Rows from a figure dataset:
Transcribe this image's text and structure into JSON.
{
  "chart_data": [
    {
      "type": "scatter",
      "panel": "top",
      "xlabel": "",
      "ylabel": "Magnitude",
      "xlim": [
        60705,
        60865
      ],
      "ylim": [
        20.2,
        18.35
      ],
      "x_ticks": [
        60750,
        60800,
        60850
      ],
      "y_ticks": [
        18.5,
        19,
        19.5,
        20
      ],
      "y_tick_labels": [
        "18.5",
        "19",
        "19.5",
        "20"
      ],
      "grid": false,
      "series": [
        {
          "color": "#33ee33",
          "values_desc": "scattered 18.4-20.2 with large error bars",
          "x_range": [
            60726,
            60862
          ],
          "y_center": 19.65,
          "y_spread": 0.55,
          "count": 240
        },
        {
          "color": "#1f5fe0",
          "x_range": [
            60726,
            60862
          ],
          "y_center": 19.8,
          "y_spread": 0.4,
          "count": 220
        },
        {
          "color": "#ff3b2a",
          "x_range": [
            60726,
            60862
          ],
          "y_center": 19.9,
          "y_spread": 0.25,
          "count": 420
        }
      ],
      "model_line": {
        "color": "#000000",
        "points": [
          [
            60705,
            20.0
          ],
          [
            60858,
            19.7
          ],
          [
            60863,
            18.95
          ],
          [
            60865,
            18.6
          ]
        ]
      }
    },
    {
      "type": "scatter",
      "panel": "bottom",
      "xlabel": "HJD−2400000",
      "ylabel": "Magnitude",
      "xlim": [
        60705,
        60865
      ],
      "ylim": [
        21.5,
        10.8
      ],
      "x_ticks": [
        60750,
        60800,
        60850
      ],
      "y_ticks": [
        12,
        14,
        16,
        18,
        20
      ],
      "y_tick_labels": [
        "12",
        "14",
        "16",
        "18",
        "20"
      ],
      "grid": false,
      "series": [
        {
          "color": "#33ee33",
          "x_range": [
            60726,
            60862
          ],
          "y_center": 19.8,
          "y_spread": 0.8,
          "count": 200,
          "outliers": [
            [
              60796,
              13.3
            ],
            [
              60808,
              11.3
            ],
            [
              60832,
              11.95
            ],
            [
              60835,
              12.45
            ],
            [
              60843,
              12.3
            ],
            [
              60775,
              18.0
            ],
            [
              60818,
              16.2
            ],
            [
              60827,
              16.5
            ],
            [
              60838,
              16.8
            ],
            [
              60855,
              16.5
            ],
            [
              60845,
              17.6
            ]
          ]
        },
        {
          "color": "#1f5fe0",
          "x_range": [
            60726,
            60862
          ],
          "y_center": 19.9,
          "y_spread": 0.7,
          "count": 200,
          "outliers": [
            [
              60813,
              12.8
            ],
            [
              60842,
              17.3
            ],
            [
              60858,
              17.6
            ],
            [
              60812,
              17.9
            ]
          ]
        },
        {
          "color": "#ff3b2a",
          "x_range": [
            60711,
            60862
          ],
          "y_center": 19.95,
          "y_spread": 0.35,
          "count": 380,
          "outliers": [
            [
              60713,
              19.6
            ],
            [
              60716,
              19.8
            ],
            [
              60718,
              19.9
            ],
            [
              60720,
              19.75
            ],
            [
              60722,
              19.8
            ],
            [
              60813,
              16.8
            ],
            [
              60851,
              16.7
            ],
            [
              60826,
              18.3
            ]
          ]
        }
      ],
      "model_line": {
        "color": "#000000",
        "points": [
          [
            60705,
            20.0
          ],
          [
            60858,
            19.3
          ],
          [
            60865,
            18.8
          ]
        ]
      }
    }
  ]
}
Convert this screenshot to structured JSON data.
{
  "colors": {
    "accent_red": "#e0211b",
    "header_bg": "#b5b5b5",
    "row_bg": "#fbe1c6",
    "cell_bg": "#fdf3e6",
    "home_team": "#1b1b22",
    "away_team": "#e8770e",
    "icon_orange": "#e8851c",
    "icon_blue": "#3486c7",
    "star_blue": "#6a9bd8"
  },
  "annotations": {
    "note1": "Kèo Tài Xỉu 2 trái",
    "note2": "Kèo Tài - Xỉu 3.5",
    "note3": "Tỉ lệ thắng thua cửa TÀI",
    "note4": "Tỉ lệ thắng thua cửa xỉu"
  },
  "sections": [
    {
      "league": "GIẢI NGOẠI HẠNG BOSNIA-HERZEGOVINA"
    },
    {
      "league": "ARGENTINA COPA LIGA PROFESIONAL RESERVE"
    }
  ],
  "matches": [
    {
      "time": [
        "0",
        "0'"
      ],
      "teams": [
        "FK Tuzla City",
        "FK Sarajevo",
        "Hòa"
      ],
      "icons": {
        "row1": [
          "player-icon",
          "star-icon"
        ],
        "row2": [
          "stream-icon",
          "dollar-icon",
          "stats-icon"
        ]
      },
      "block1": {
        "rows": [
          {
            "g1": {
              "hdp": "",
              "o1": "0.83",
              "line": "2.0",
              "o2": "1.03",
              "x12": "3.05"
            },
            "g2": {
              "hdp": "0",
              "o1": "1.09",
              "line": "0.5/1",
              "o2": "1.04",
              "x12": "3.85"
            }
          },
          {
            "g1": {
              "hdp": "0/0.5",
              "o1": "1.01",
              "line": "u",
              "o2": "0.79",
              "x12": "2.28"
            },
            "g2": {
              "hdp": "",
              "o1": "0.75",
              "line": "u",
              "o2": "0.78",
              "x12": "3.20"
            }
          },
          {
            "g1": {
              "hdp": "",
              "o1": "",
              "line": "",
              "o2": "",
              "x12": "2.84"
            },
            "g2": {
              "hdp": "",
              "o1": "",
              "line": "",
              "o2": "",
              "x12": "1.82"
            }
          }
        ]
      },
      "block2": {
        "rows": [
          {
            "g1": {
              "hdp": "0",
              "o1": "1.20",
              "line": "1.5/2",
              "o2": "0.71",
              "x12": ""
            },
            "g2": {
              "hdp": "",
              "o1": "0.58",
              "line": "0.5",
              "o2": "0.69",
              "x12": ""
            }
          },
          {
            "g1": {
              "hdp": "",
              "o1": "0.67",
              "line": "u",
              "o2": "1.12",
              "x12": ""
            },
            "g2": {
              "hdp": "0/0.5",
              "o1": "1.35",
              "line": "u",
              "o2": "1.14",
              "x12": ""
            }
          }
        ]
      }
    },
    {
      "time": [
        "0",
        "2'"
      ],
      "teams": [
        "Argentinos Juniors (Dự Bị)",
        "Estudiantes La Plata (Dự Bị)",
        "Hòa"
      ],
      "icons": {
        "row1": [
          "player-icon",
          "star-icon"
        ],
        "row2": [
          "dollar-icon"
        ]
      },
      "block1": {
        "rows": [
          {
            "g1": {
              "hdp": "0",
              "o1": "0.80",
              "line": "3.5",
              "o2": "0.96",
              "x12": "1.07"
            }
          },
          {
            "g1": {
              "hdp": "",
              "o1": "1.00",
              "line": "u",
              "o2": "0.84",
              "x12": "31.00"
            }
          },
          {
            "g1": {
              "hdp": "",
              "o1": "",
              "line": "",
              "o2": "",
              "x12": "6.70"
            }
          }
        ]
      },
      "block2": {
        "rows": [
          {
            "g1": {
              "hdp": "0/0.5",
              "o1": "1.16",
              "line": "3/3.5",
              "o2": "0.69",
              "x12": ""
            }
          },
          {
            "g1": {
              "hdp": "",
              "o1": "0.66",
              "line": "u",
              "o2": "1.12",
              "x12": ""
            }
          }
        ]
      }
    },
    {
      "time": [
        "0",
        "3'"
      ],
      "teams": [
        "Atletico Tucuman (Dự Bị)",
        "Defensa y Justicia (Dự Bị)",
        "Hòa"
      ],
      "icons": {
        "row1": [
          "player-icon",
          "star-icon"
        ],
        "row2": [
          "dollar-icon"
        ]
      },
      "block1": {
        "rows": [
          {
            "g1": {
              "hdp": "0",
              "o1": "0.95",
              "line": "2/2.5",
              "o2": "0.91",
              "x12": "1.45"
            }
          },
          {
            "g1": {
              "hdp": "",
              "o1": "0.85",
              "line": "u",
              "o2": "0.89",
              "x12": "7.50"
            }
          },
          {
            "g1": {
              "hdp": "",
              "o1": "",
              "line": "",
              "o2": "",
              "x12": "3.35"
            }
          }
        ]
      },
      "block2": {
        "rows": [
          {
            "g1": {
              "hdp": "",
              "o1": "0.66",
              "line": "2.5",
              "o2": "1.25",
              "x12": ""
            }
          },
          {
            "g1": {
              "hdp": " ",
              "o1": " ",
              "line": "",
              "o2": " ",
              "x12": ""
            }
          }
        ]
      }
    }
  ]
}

* **Description of the task**
Of the lines in the listing, how many hold the word "thua"? Nothing but the number is needed.

* **Result**
2